_Text section_.
┄┄┄┄┄┄
Posted: Wed May 23, 2007 8:24 pm
by GeoTrail
Is it possible to convert Excel 2007 files to OpenOffice?
I opened xlsx file in Ubuntu and it opened in the Archive manager, so it is obviously a compressed file. I can see the three worksheets in there in xml format but it's impossible to read. I want to be able to keep working on the worksheets in OpenOffice spreadsheet. Any takers?
Posted: Wed May 23, 2007 8:40 pm
by WishMaster
1) Don't use these files. To exchange documents ODT and PDF are the best choice.
2) Use OpenSUSE 10.2 or Novell SLED there is a converter for those distris:
http://download.novell.com/SummaryFree. ... SrjfdE4U58~
Posted: Wed May 23, 2007 8:53 pm
by milan1612
I think you can save documents in Office 2007 in both the new format and the old doc/xls...
I always save my Word Documents in the old doc format.
Posted: Wed May 23, 2007 9:00 pm
by Trond
I opened xlsx file in Ubuntu and it opened in the Archive manager, so it is obviously a compressed file.
No, Linux's filetype handling is broken...
Open the file in Excel and save it as a comma-separated csv file. Then open it in OpenOffice and continue working on it.
Posted: Thu May 24, 2007 7:12 am
by GeoTrail
Thanks for the tips guys

Posted: Thu May 24, 2007 3:34 pm
by WishMaster
> No, Linux's filetype handling is broken...
┄┄┄┄┄┄
Document layout analysis data:

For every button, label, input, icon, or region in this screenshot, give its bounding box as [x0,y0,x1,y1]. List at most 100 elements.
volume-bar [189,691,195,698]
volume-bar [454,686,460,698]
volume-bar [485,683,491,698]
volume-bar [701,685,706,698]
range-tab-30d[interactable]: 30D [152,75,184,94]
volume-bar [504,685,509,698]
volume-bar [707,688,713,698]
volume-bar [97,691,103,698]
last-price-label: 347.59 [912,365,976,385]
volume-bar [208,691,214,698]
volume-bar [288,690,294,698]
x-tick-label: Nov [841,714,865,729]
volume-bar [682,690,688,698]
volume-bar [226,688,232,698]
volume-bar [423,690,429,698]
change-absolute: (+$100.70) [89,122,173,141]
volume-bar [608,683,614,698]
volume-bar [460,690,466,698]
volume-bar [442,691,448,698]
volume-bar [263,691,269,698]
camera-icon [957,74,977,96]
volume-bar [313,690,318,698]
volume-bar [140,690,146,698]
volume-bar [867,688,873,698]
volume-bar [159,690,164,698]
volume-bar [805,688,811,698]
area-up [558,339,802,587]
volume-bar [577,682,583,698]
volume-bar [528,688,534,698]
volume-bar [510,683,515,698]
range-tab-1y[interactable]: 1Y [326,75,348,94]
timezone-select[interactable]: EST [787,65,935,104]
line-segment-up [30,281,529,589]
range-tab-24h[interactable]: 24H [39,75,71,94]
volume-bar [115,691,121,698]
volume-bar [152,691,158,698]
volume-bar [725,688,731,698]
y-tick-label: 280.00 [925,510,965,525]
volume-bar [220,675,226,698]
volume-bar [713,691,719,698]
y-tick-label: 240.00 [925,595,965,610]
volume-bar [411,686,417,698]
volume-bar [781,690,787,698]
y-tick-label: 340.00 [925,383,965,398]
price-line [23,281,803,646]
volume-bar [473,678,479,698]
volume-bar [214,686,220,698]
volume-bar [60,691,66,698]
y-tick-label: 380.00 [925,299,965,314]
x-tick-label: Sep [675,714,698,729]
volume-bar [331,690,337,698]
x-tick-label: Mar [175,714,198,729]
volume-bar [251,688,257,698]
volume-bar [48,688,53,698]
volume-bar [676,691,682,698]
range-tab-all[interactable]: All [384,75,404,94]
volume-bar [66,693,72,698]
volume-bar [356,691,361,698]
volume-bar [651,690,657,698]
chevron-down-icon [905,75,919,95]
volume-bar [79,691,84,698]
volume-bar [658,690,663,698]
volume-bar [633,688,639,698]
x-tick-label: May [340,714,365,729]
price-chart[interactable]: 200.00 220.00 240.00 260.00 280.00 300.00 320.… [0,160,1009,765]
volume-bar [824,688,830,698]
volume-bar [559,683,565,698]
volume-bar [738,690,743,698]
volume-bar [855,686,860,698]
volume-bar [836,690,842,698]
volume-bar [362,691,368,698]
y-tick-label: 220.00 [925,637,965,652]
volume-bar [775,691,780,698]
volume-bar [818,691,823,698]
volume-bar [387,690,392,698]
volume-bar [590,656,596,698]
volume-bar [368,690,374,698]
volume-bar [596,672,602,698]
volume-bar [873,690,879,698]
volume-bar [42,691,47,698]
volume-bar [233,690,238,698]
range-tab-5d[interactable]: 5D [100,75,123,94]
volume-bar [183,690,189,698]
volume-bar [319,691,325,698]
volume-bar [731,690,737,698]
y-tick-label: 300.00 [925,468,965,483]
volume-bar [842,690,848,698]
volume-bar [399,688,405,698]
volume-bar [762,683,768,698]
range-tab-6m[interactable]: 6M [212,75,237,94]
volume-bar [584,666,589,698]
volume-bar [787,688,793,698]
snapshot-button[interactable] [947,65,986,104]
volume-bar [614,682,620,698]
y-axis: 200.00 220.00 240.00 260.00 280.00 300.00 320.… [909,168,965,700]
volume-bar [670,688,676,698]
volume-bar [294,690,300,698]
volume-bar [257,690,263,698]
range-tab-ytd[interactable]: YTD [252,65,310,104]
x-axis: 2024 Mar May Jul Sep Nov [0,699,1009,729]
┄┄┄┄┄┄
_Exercise tasks_.
1. In the forum thread, write out the passage from "Posted: Wed May 23, 2007 8:40" up to and including "the old doc/xls...", swapping "ODT" for "ODF".
2. Answer these questions using the forum thread.
(a) In Ubuntu, which program opened the xlsx file?
(b) In which format does milan1612 always save Word documents?
(c) In Excel, what kind of file does Trond suggest saving the file as?

_Answers to the exercises_.
1.
Posted: Wed May 23, 2007 8:40 pm
by WishMaster
1) Don't use these files. To exchange documents ODF and PDF are the best choice.
2) Use OpenSUSE 10.2 or Novell SLED there is a converter for those distris:
http://download.novell.com/SummaryFree. ... SrjfdE4U58~
Posted: Wed May 23, 2007 8:53 pm
by milan1612
I think you can save documents in Office 2007 in both the new format and the old doc/xls...

2.
(a) The Archive manager.
(b) The old doc format.
(c) A comma-separated csv file.